■ **What the task asks**: Look for "boots" in the listing below. Gather each line that contains it.

Dataset records:

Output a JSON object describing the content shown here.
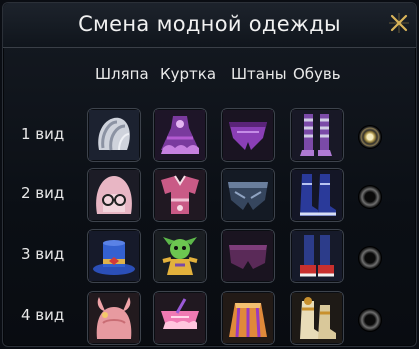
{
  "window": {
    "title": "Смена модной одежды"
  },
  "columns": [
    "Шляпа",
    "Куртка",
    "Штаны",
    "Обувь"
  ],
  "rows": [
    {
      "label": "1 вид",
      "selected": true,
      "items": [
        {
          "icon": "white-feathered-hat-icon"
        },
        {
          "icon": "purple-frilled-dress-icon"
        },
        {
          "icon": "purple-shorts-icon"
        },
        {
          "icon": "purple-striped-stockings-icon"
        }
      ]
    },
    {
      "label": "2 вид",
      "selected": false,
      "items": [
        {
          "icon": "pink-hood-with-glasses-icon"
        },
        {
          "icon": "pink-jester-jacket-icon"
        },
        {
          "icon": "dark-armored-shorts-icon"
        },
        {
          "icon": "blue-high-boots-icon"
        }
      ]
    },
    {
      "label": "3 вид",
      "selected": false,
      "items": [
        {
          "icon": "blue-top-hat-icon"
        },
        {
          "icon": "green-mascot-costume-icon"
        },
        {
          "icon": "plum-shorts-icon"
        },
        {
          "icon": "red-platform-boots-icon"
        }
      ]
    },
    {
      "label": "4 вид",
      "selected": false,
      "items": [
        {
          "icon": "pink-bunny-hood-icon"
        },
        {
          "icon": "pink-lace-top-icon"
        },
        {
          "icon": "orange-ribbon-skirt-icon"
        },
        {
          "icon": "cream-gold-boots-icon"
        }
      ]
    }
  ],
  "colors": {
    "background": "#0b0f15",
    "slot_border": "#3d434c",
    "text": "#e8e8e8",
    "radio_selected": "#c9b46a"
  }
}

---

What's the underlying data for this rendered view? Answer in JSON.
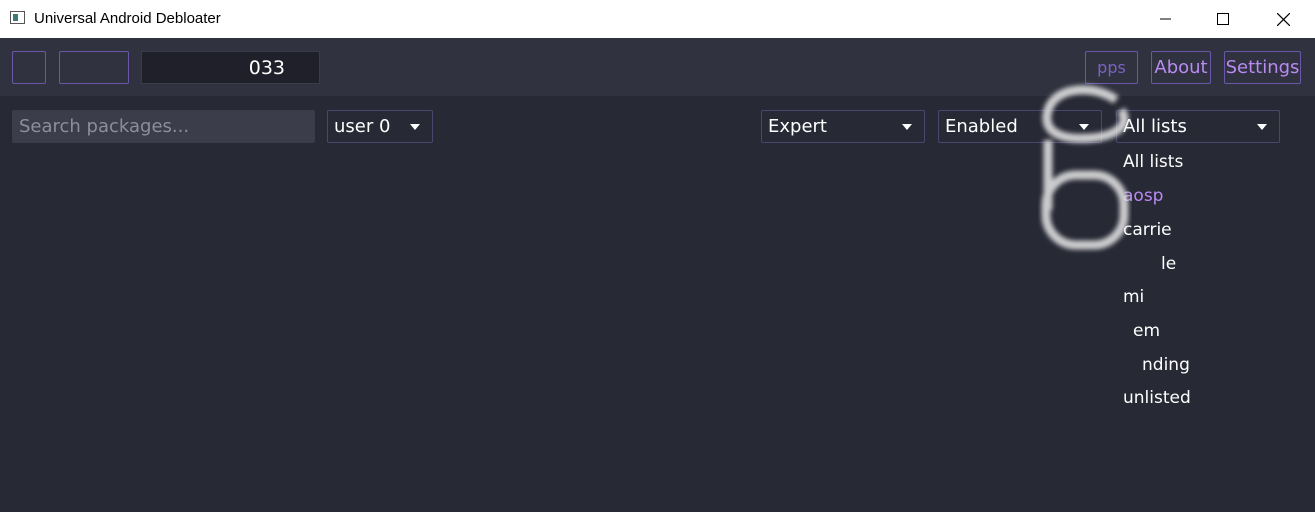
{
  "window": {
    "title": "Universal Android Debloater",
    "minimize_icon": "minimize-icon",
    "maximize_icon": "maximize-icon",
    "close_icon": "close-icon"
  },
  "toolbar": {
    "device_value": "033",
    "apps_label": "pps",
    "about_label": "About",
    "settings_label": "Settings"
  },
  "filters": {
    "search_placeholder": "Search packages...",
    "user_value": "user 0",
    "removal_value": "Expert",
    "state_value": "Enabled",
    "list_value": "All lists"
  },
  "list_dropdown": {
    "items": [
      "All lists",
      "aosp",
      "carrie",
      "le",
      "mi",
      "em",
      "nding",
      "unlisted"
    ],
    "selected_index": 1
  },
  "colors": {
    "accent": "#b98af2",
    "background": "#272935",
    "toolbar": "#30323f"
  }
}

■ **Result of the exercise**:
          "icon": "blue-high-boots-icon"
          "icon": "red-platform-boots-icon"
          "icon": "cream-gold-boots-icon"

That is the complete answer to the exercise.